▶ [GOAL] In the records below, work out how many lines hold the word "this". Report the number alone.

::::

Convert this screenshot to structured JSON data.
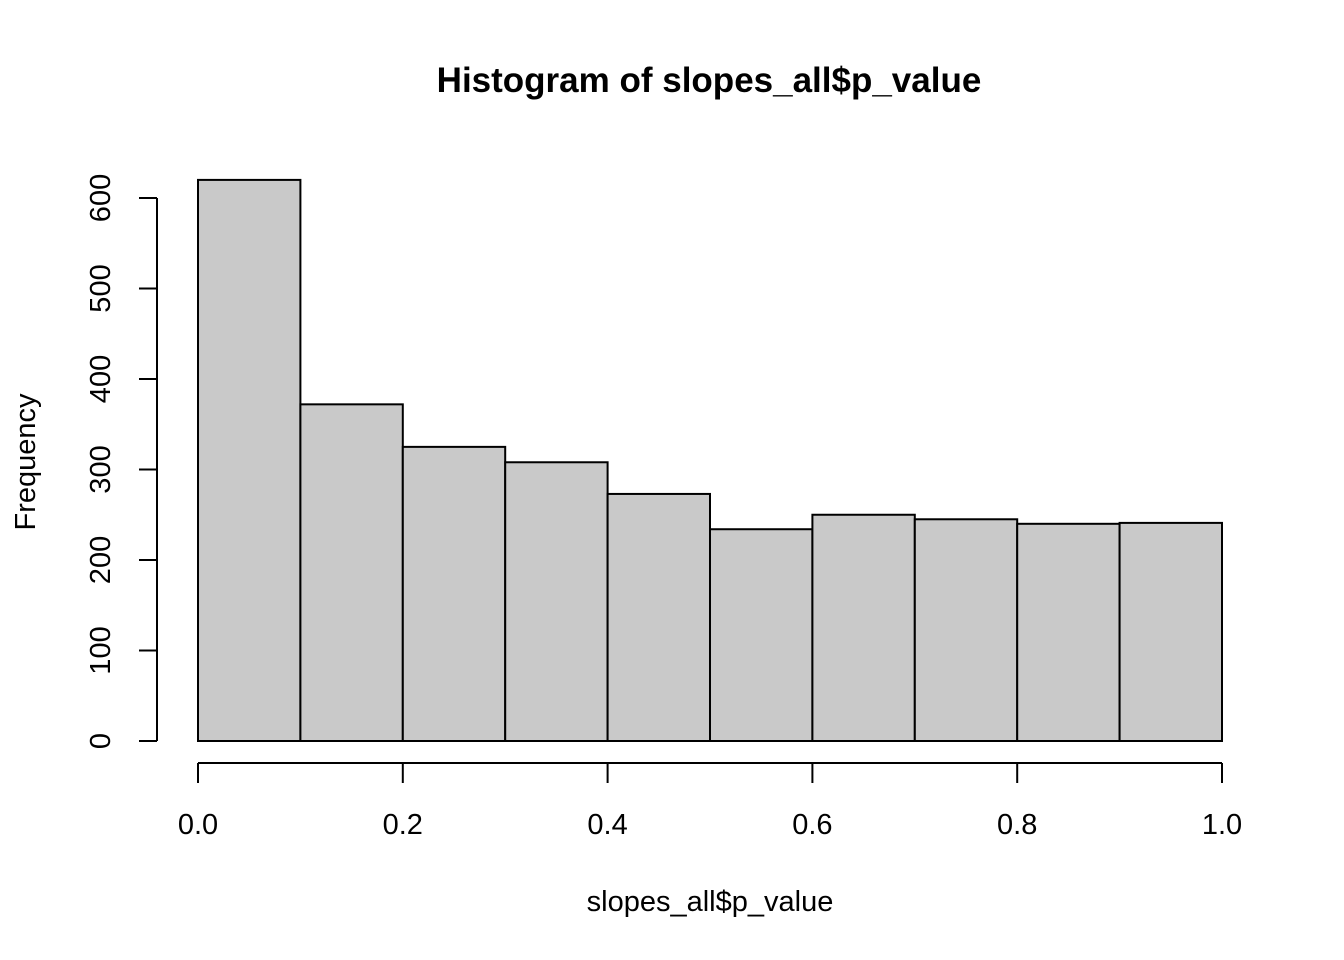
{
  "chart_data": {
    "type": "bar",
    "title": "Histogram of slopes_all$p_value",
    "xlabel": "slopes_all$p_value",
    "ylabel": "Frequency",
    "bins": [
      {
        "from": 0.0,
        "to": 0.1,
        "count": 620
      },
      {
        "from": 0.1,
        "to": 0.2,
        "count": 372
      },
      {
        "from": 0.2,
        "to": 0.3,
        "count": 325
      },
      {
        "from": 0.3,
        "to": 0.4,
        "count": 308
      },
      {
        "from": 0.4,
        "to": 0.5,
        "count": 273
      },
      {
        "from": 0.5,
        "to": 0.6,
        "count": 234
      },
      {
        "from": 0.6,
        "to": 0.7,
        "count": 250
      },
      {
        "from": 0.7,
        "to": 0.8,
        "count": 245
      },
      {
        "from": 0.8,
        "to": 0.9,
        "count": 240
      },
      {
        "from": 0.9,
        "to": 1.0,
        "count": 241
      }
    ],
    "xlim": [
      0.0,
      1.0
    ],
    "ylim": [
      0,
      600
    ],
    "x_ticks": [
      "0.0",
      "0.2",
      "0.4",
      "0.6",
      "0.8",
      "1.0"
    ],
    "y_ticks": [
      "0",
      "100",
      "200",
      "300",
      "400",
      "500",
      "600"
    ],
    "bar_fill": "#c9c9c9",
    "bar_stroke": "#000000",
    "grid": false,
    "legend": "none"
  }
}
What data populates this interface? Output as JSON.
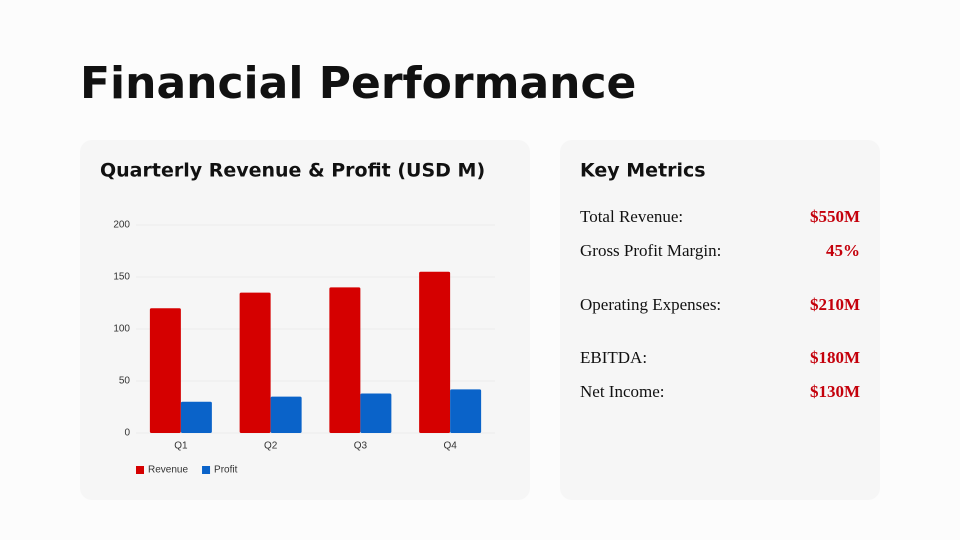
{
  "title": "Financial Performance",
  "chart_data": {
    "type": "bar",
    "title": "Quarterly Revenue & Profit (USD M)",
    "categories": [
      "Q1",
      "Q2",
      "Q3",
      "Q4"
    ],
    "series": [
      {
        "name": "Revenue",
        "color": "#d50000",
        "values": [
          120,
          135,
          140,
          155
        ]
      },
      {
        "name": "Profit",
        "color": "#0a63c9",
        "values": [
          30,
          35,
          38,
          42
        ]
      }
    ],
    "ylim": [
      0,
      200
    ],
    "yticks": [
      0,
      50,
      100,
      150,
      200
    ],
    "grid": true
  },
  "metrics": {
    "title": "Key Metrics",
    "items": [
      {
        "label": "Total Revenue:",
        "value": "$550M"
      },
      {
        "label": "Gross Profit Margin:",
        "value": "45%"
      },
      {
        "label": "Operating Expenses:",
        "value": "$210M"
      },
      {
        "label": "EBITDA:",
        "value": "$180M"
      },
      {
        "label": "Net Income:",
        "value": "$130M"
      }
    ]
  }
}
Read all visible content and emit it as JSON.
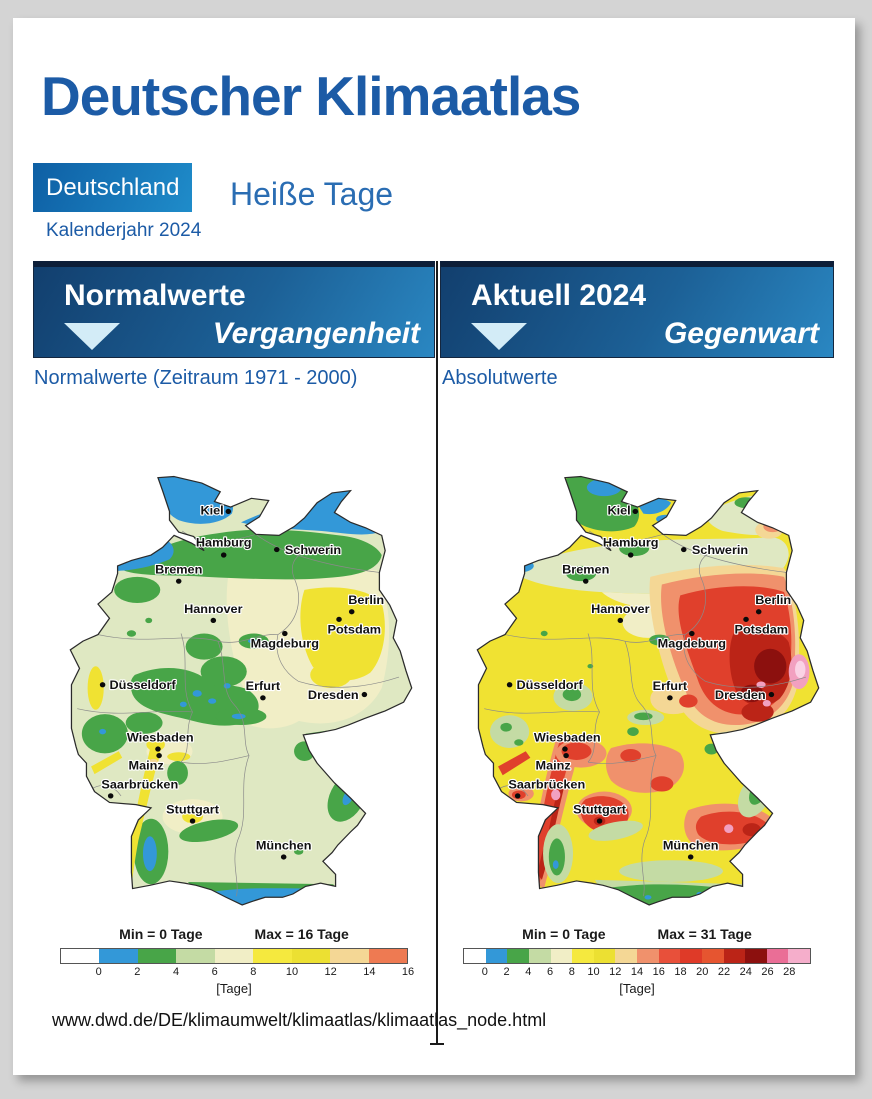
{
  "page": {
    "title": "Deutscher Klimaatlas",
    "region_button_label": "Deutschland",
    "topic_title": "Heiße Tage",
    "period_label": "Kalenderjahr 2024",
    "source_url": "www.dwd.de/DE/klimaumwelt/klimaatlas/klimaatlas_node.html"
  },
  "colors": {
    "brand_blue": "#1c5ba6",
    "bar_gradient_dark": "#123f6e",
    "bar_gradient_light": "#2a87c2",
    "bar_top_edge": "#0d1e38",
    "dropdown_triangle": "#d3ecf7",
    "background_gray": "#d4d4d4"
  },
  "panels": {
    "past": {
      "header_label": "Normalwerte",
      "tagline": "Vergangenheit",
      "dropdown_icon": "triangle-down",
      "caption": "Normalwerte (Zeitraum 1971 - 2000)",
      "legend": {
        "min_label": "Min = 0 Tage",
        "max_label": "Max = 16 Tage",
        "unit_label": "[Tage]",
        "ticks": [
          "0",
          "2",
          "4",
          "6",
          "8",
          "10",
          "12",
          "14",
          "16"
        ],
        "segment_colors": [
          "#ffffff",
          "#3398d8",
          "#48a548",
          "#c4dba4",
          "#f1eec6",
          "#f5e93e",
          "#ece032",
          "#f4d795",
          "#ee7a52"
        ]
      }
    },
    "present": {
      "header_label": "Aktuell 2024",
      "tagline": "Gegenwart",
      "dropdown_icon": "triangle-down",
      "caption": "Absolutwerte",
      "legend": {
        "min_label": "Min = 0 Tage",
        "max_label": "Max = 31 Tage",
        "unit_label": "[Tage]",
        "ticks": [
          "0",
          "2",
          "4",
          "6",
          "8",
          "10",
          "12",
          "14",
          "16",
          "18",
          "20",
          "22",
          "24",
          "26",
          "28"
        ],
        "segment_colors": [
          "#ffffff",
          "#3398d8",
          "#48a548",
          "#c4dba4",
          "#f1eec6",
          "#f5e93e",
          "#ece032",
          "#f4d795",
          "#f0916c",
          "#e8503a",
          "#df3a28",
          "#e65530",
          "#bb2417",
          "#8c100e",
          "#ea6e96",
          "#f5aecb"
        ]
      }
    }
  },
  "cities": [
    {
      "name": "Kiel"
    },
    {
      "name": "Hamburg"
    },
    {
      "name": "Schwerin"
    },
    {
      "name": "Bremen"
    },
    {
      "name": "Hannover"
    },
    {
      "name": "Berlin"
    },
    {
      "name": "Potsdam"
    },
    {
      "name": "Magdeburg"
    },
    {
      "name": "Düsseldorf"
    },
    {
      "name": "Erfurt"
    },
    {
      "name": "Dresden"
    },
    {
      "name": "Wiesbaden"
    },
    {
      "name": "Mainz"
    },
    {
      "name": "Saarbrücken"
    },
    {
      "name": "Stuttgart"
    },
    {
      "name": "München"
    }
  ]
}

::::

▶ [ANSWER IN FULL] 2